(Items listed in a dataset)

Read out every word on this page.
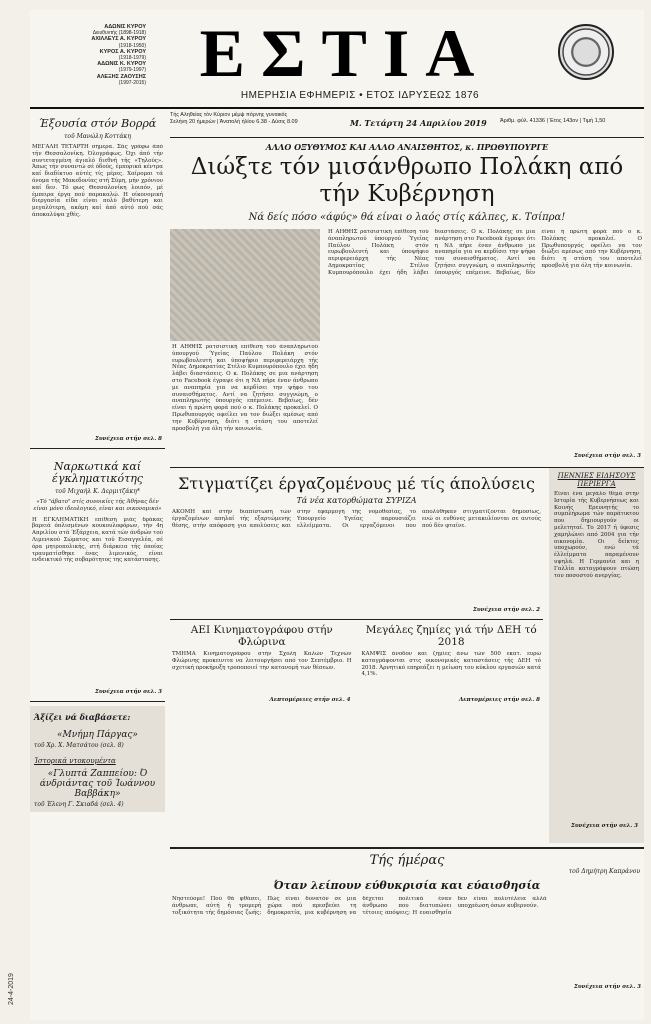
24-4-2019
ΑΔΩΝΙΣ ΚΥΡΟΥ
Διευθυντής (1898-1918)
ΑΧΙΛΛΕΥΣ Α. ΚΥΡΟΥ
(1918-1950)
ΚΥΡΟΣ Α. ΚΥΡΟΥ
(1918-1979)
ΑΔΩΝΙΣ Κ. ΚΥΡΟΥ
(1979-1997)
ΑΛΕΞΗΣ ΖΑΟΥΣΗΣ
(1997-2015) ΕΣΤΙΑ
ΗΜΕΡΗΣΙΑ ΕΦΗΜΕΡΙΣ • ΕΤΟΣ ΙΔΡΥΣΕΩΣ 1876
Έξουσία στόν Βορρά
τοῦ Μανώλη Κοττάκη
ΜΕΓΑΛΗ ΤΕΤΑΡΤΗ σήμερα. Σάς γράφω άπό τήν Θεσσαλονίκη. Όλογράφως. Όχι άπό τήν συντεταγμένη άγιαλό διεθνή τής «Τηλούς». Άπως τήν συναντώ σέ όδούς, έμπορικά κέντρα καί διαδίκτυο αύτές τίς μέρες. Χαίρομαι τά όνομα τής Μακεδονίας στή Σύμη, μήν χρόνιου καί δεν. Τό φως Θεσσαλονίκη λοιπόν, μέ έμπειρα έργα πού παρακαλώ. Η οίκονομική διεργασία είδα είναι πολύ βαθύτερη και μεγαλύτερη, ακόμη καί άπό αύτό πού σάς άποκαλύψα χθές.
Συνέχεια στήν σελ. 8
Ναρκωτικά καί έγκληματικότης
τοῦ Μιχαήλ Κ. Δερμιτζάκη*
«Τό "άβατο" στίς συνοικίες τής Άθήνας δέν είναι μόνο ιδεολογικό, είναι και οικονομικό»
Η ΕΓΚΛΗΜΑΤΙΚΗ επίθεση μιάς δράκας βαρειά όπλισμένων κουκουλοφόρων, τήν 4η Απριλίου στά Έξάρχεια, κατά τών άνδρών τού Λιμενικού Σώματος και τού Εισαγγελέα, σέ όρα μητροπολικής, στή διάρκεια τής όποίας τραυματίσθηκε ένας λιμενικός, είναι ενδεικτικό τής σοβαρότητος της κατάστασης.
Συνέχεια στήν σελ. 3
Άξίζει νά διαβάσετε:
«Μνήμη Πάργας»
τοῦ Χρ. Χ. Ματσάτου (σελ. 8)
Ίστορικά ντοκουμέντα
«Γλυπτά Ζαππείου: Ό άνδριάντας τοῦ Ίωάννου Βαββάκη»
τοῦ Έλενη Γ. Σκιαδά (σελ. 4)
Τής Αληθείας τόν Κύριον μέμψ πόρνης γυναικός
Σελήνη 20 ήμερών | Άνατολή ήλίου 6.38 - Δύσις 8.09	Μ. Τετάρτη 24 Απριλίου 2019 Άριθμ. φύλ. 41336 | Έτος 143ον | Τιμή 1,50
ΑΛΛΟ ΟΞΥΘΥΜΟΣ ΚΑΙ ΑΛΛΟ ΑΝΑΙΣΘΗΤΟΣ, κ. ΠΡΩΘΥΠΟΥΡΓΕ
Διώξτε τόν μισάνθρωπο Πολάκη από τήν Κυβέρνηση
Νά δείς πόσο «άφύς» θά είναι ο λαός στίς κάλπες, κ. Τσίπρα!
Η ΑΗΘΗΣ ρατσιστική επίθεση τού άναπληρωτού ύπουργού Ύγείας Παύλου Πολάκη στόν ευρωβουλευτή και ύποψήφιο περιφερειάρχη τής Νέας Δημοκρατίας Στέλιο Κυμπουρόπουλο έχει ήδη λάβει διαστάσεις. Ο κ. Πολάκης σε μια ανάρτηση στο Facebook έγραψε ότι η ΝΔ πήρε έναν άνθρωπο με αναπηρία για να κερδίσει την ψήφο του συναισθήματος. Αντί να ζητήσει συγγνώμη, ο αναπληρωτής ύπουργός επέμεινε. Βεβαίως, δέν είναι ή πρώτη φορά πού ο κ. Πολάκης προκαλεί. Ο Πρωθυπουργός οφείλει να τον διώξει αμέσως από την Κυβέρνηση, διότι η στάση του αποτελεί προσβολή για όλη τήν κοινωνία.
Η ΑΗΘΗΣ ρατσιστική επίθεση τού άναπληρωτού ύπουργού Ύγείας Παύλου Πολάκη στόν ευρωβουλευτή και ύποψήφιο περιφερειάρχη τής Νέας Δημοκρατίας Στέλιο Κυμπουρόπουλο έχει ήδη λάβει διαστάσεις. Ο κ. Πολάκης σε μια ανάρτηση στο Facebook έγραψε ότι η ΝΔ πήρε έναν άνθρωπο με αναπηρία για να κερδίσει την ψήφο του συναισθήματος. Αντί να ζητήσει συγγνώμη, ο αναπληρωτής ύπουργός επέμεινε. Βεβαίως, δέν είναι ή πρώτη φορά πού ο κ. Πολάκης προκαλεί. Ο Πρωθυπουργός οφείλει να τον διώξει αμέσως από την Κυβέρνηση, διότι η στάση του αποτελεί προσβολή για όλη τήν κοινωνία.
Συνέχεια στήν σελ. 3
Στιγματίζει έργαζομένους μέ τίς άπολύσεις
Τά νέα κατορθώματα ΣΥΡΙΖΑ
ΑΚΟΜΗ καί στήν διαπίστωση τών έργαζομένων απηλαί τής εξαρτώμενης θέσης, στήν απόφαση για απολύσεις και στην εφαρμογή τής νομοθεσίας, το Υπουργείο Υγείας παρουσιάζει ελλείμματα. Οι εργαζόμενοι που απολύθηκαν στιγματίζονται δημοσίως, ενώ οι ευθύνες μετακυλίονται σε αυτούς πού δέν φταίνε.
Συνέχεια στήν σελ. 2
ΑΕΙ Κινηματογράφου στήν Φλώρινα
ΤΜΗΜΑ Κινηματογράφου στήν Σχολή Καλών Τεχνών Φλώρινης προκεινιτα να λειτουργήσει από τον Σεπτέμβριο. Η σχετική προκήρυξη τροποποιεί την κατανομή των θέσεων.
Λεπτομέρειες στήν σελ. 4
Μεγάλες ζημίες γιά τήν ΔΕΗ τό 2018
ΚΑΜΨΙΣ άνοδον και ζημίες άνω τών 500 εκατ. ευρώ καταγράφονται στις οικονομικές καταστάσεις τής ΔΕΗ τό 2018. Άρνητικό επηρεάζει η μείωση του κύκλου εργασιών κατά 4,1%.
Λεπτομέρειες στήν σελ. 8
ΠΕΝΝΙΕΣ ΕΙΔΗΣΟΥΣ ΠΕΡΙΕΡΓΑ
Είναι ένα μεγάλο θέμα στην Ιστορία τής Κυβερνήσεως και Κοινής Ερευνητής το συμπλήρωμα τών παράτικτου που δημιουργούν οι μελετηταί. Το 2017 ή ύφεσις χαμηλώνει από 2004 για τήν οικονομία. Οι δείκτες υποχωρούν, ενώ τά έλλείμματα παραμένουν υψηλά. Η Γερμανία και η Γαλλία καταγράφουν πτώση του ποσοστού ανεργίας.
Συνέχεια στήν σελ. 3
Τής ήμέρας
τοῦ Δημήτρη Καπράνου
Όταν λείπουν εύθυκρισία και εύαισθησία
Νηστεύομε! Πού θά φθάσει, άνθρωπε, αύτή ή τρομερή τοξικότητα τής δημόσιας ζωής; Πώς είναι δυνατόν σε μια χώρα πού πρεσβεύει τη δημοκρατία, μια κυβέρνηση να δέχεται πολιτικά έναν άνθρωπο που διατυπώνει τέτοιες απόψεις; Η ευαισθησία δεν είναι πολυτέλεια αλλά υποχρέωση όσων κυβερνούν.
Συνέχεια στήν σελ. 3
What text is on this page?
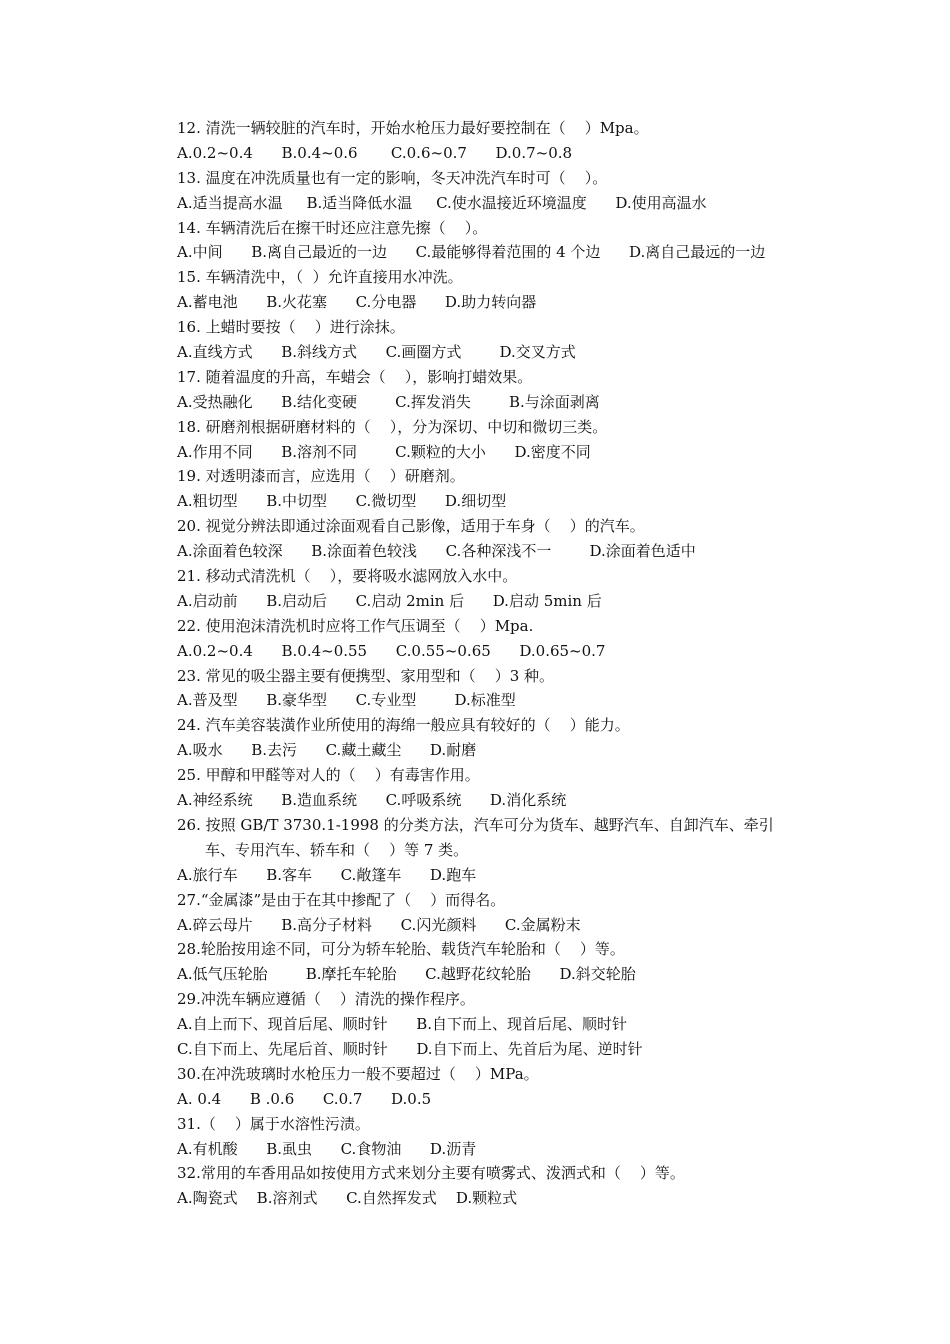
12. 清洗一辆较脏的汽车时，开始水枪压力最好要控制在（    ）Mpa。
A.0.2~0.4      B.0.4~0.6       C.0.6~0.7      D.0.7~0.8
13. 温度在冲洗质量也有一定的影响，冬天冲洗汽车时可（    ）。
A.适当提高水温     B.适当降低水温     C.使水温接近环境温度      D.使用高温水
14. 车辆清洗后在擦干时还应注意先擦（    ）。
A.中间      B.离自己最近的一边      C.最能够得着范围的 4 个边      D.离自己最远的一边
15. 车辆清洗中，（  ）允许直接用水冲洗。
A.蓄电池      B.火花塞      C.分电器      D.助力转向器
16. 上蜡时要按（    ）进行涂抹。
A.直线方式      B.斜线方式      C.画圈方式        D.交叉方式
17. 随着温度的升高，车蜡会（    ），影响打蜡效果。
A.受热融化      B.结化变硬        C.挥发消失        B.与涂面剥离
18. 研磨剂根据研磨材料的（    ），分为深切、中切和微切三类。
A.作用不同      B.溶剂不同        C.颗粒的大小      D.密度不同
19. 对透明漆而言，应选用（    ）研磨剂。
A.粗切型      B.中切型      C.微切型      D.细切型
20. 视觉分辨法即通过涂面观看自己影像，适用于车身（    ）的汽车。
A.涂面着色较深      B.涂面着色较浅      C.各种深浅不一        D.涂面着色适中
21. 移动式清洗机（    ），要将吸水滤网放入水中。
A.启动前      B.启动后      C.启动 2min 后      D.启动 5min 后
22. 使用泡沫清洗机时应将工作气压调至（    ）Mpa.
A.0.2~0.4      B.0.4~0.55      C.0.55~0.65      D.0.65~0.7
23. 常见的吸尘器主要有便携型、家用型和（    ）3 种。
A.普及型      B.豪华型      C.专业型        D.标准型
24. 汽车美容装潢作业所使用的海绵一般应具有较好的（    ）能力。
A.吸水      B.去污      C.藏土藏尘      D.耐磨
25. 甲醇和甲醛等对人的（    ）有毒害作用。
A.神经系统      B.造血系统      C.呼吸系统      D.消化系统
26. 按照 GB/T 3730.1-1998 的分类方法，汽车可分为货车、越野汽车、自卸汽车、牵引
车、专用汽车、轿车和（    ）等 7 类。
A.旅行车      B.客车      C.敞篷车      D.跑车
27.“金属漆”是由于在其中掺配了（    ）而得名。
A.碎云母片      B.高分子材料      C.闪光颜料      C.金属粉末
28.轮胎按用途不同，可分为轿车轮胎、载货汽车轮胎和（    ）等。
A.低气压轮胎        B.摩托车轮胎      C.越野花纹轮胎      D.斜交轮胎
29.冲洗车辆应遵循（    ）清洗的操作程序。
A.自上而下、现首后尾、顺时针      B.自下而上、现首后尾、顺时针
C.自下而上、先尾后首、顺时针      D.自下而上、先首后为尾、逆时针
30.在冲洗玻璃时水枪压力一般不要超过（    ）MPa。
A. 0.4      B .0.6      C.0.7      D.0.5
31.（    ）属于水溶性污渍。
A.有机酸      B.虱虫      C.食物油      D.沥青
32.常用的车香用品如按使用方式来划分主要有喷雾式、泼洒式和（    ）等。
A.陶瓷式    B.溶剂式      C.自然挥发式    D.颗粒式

* [Written instruction]: Look through the data and show every line containing "στίς".

* [Exercise response]:
«Τό "άβατο" στίς συνοικίες τής Άθήνας δέν είναι μόνο ιδεολογικό, είναι και οικονομικό»
Νά δείς πόσο «άφύς» θά είναι ο λαός στίς κάλπες, κ. Τσίπρα!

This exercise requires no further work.